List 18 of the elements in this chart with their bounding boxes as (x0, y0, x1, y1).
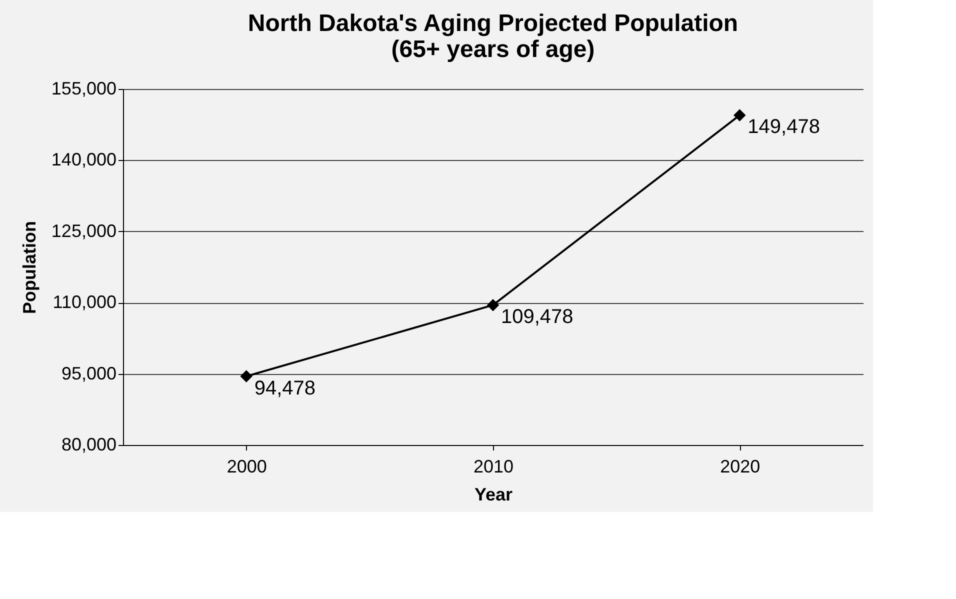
point (486, 298, 500, 312)
data-label: 109,478 (501, 306, 574, 328)
y-tick-label: 95,000 (61, 363, 116, 384)
x-tick-label: 2000 (226, 456, 267, 476)
chart-title: North Dakota's Aging Projected Population (65+ years of age) (248, 10, 738, 63)
x-axis-title: Year (474, 484, 513, 504)
data-label: 149,478 (748, 116, 820, 138)
data-label: 94,478 (254, 377, 316, 400)
y-tick-label: 80,000 (61, 434, 116, 454)
x-tick-label: 2020 (720, 456, 760, 476)
y-tick-label: 110,000 (52, 292, 116, 312)
y-tick-label: 155,000 (51, 78, 116, 98)
y-tick-label: 140,000 (51, 150, 116, 170)
point (734, 109, 746, 122)
y-axis-title: Population (19, 221, 40, 314)
y-tick-label: 125,000 (51, 220, 116, 241)
point (240, 370, 252, 382)
x-tick-label: 2010 (473, 456, 514, 476)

**Short task:**
Can you write out all of the data above word for word, leaving out the picture?

**Response to this exercise:**
List 18 of the elements in this chart with their bounding boxes as (x0, y0, x1, y1).
point (486, 298, 500, 312)
data-label: 109,478 (501, 306, 574, 328)
y-tick-label: 95,000 (61, 363, 116, 384)
x-tick-label: 2000 (226, 456, 267, 476)
chart-title: North Dakota's Aging Projected Population (65+ years of age) (248, 10, 738, 63)
x-axis-title: Year (474, 484, 513, 504)
data-label: 149,478 (748, 116, 820, 138)
data-label: 94,478 (254, 377, 316, 400)
y-tick-label: 80,000 (61, 434, 116, 454)
x-tick-label: 2020 (720, 456, 760, 476)
y-tick-label: 110,000 (52, 292, 116, 312)
y-tick-label: 155,000 (51, 78, 116, 98)
y-tick-label: 140,000 (51, 150, 116, 170)
point (734, 109, 746, 122)
y-axis-title: Population (19, 221, 40, 314)
y-tick-label: 125,000 (51, 220, 116, 241)
point (240, 370, 252, 382)
x-tick-label: 2010 (473, 456, 514, 476)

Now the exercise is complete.